═════ Data rows ═════

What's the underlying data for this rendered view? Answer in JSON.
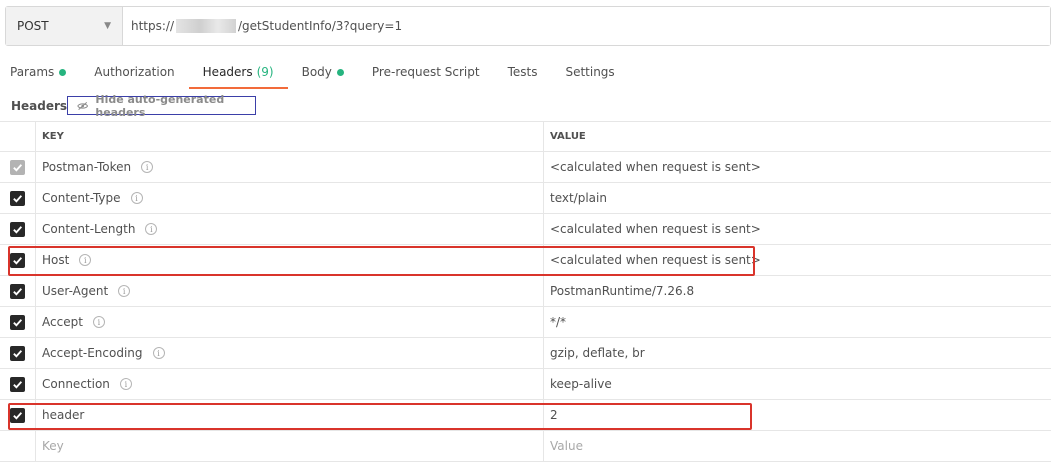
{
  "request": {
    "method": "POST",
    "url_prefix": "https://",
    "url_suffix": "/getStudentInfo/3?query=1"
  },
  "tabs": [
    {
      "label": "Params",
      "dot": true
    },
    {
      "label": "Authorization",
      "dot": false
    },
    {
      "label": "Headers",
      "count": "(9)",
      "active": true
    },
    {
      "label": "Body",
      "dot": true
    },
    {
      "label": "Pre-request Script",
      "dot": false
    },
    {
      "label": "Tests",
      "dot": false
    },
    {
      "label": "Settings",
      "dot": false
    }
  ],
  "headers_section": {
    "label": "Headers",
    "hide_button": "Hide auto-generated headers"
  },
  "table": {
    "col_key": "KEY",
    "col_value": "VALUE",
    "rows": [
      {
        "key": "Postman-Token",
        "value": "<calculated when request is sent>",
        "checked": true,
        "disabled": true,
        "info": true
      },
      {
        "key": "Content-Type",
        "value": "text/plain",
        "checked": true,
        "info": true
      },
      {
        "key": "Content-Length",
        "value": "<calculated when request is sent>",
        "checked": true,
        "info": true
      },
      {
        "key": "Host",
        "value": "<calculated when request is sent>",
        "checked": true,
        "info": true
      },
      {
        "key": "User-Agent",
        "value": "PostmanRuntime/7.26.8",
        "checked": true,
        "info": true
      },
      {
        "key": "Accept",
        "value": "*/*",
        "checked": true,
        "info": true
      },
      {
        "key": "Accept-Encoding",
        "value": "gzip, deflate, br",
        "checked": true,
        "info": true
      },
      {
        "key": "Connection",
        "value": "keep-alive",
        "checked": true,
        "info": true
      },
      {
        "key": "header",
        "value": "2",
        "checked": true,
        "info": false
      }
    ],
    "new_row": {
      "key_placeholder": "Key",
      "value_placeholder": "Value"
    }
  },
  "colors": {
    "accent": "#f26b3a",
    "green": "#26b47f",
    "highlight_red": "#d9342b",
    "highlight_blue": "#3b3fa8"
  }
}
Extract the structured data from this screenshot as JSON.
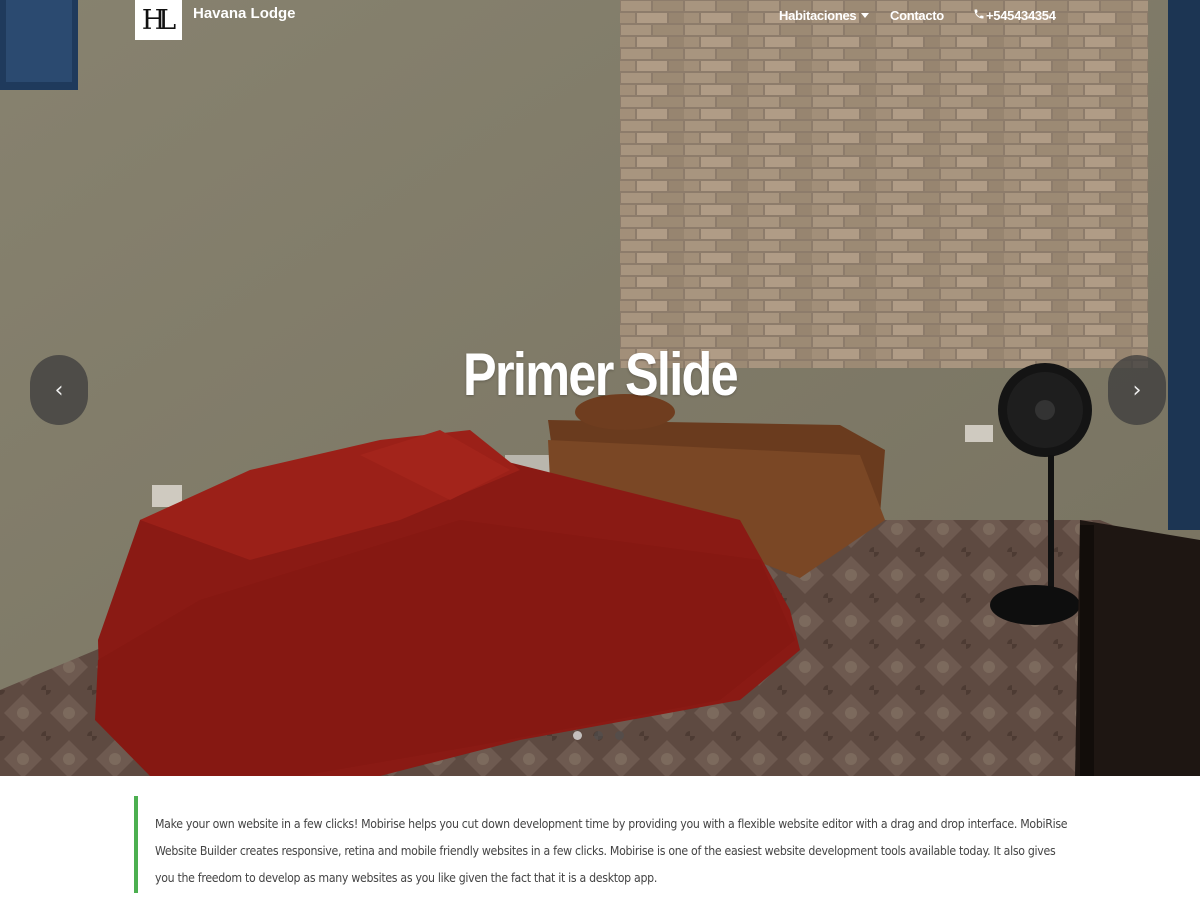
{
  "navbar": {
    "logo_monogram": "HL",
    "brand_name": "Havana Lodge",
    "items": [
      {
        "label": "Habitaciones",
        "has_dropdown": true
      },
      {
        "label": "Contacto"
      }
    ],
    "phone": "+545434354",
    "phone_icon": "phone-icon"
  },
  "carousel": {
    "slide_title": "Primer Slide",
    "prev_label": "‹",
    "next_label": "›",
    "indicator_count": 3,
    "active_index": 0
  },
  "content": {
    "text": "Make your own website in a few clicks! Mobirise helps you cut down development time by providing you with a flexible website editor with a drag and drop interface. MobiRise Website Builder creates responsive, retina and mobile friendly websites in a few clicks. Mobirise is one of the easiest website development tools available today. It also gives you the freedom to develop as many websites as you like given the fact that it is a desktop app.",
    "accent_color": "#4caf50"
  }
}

═════
═════ Data rows ═════

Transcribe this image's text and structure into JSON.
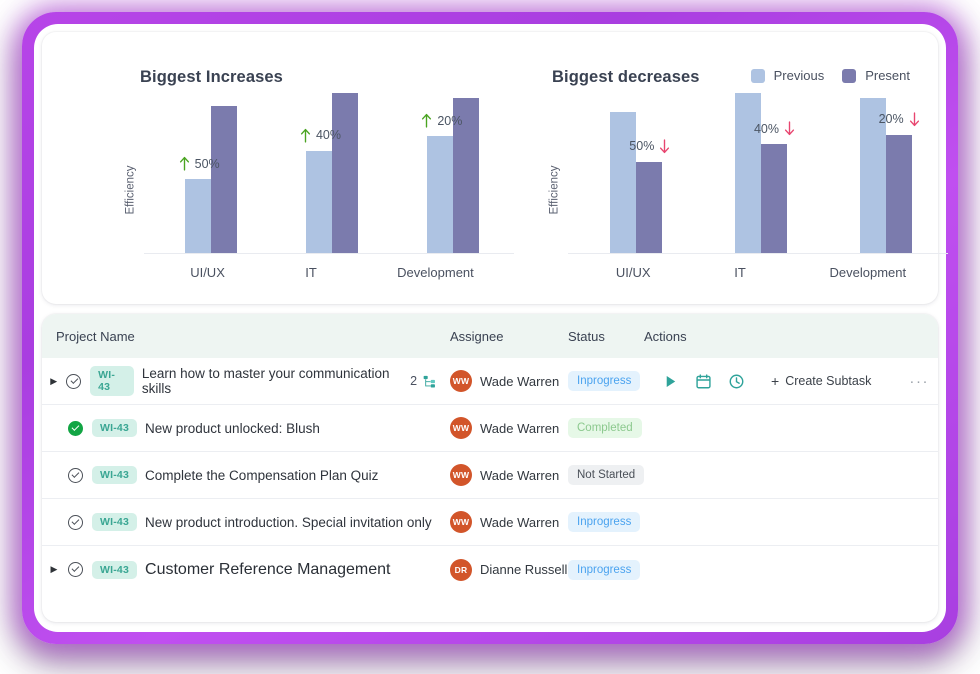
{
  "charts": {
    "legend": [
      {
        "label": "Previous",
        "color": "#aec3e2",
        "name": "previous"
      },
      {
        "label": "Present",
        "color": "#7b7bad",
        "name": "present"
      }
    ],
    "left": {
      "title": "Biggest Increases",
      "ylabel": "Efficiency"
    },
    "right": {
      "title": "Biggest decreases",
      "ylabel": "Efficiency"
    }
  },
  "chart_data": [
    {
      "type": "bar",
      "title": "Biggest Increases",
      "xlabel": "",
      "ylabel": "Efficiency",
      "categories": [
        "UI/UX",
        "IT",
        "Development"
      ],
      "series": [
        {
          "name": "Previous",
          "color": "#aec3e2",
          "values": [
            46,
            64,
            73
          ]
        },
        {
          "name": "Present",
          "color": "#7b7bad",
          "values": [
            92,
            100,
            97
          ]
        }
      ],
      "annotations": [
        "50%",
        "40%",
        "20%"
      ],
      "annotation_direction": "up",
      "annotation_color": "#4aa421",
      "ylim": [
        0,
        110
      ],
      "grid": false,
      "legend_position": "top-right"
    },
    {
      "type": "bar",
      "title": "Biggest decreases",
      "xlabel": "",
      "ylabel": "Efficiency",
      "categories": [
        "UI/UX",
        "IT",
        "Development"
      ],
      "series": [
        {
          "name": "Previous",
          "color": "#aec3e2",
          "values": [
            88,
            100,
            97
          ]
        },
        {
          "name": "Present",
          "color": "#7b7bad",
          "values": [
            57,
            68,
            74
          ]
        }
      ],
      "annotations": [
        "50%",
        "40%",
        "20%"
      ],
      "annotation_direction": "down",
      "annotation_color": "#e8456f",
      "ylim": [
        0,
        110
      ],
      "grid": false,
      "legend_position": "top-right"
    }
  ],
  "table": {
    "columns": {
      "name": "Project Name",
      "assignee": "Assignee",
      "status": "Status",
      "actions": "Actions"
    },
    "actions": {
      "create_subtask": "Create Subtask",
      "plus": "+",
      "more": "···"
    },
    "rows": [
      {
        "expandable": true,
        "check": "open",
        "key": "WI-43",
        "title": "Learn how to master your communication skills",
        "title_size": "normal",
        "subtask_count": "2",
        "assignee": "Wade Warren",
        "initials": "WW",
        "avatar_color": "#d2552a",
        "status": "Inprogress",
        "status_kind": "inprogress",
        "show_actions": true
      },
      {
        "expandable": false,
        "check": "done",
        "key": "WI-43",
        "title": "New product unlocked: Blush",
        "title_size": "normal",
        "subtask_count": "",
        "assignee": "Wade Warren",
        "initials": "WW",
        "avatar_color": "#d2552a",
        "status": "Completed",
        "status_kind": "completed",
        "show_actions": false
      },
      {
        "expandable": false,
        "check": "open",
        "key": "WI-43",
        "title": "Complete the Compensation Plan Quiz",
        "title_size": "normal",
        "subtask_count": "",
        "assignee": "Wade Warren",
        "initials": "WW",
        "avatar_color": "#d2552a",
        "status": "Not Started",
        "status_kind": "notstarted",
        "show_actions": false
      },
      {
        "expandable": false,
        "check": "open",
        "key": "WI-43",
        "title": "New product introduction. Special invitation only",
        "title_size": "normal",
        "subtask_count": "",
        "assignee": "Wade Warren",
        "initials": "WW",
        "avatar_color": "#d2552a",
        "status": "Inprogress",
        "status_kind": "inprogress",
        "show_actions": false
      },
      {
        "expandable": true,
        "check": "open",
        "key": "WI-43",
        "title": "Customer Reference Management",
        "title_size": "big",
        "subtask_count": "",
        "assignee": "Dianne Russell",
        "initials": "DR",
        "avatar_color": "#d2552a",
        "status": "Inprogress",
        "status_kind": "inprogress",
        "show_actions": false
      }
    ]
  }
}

═════

*Written task:* Every line holding "your" should be copied out.

*Response:*
    "text": "Make your own website in a few clicks! Mobirise helps you cut down development time by providing you with a flexible website editor with a drag and drop interface. MobiRise Website Builder creates responsive, retina and mobile friendly websites in a few clicks. Mobirise is one of the easiest website development tools available today. It also gives you the freedom to develop as many websites as you like given the fact that it is a desktop app.",
        "title": "Learn how to master your communication skills",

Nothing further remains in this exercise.